• _PASSAGE_
The Last Dance Tour is the sixth concert tour in Japan and eleventh overall by South Korean boy band Big Bang. The tour began on November 18, 2017 in Fukuoka, Japan and concluded on December 31, 2017 in Seoul, South Korea. BigBang broke their own record by being the only foreign act to hold a dome-sized arena tour in Japan for the fifth consecutive year. The oldest member T.O.P did not perform on this tour due to his mandatory military service in South Korea which began in February 2017.

• _EXERCISE INSTRUCTIONS_
A - Name every date mentioned in the passage on Big Bang's Last Dance Tour.
B - Decide whether each statement agrees with the passage on Big Bang's Last Dance Tour: (i) The tour ended in Fukuoka. (ii) T.O.P did not take part in the tour. (iii) The tour was the band's eleventh overall. Answer yes or no for each, and quote the words from the passage that settle it.
C - Pick up the passage on Big Bang's Last Dance Tour after its final sentence and carry it forward.

• _SUPPLIED RECORDS_
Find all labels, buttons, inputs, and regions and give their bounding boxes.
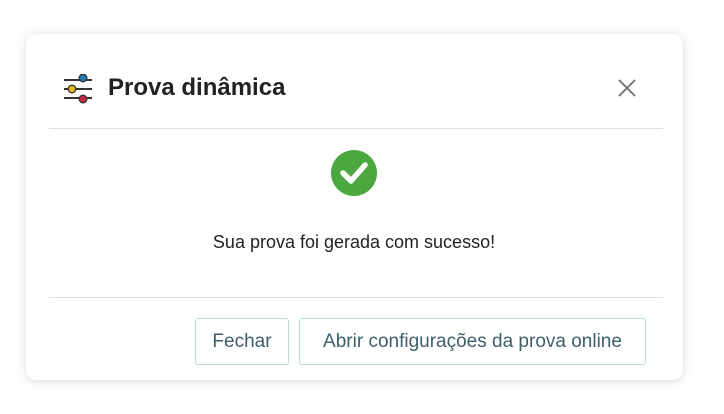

---

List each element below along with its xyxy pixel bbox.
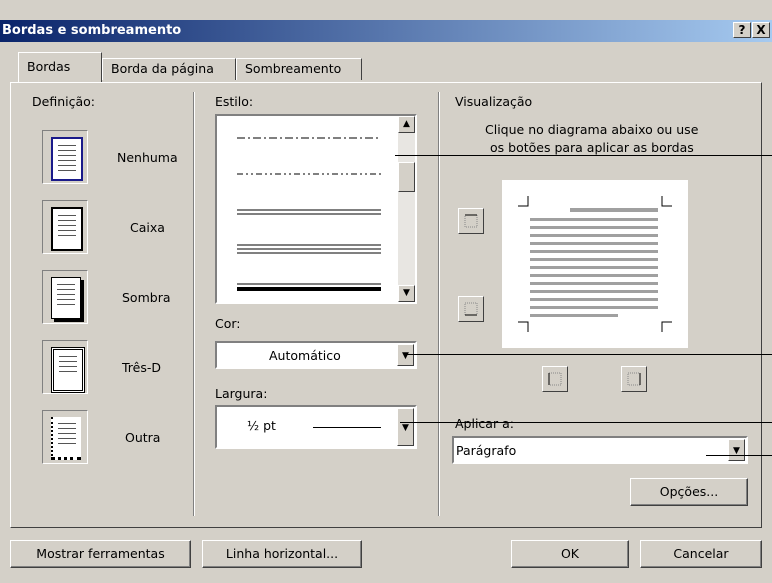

• _TASK RESPONSES_
A - November 18, 2017; December 31, 2017; February 2017

B -
(i) No: "concluded on December 31, 2017 in Seoul, South Korea"
(ii) Yes: "The oldest member T.O.P did not perform on this tour"
(iii) Yes: "eleventh overall by South Korean boy band Big Bang"

C -
Background
YG Entertainment announced on August 8, 2017 that BigBang will be holding their last tour in Japan before their upcoming hiatus due to South Korean mandatory military conscription. On the Last Dance Tour, BigBang became the very first foreign artist in Japan to hold a dome tour for the fifth consecutive year. BigBang performed 14 concerts across four cities: Fukuoka, Osaka, Nagoya, and Tokyo; a total of 696,000 fans attended the Japanese leg. As a result, BigBang's Dome Tour since 2013 attracted a total of 4,205,500 fans, a record for overseas singers. On October 19, the final shows of the tour was announced to be held at Gocheok Sky Dome in Seoul on December 30 and 31. Two shows from the tour, the Tokyo Dome concert on December 13 and the Seoul concert on December 30 is due to be broadcast live across 109 cinemas in Japan.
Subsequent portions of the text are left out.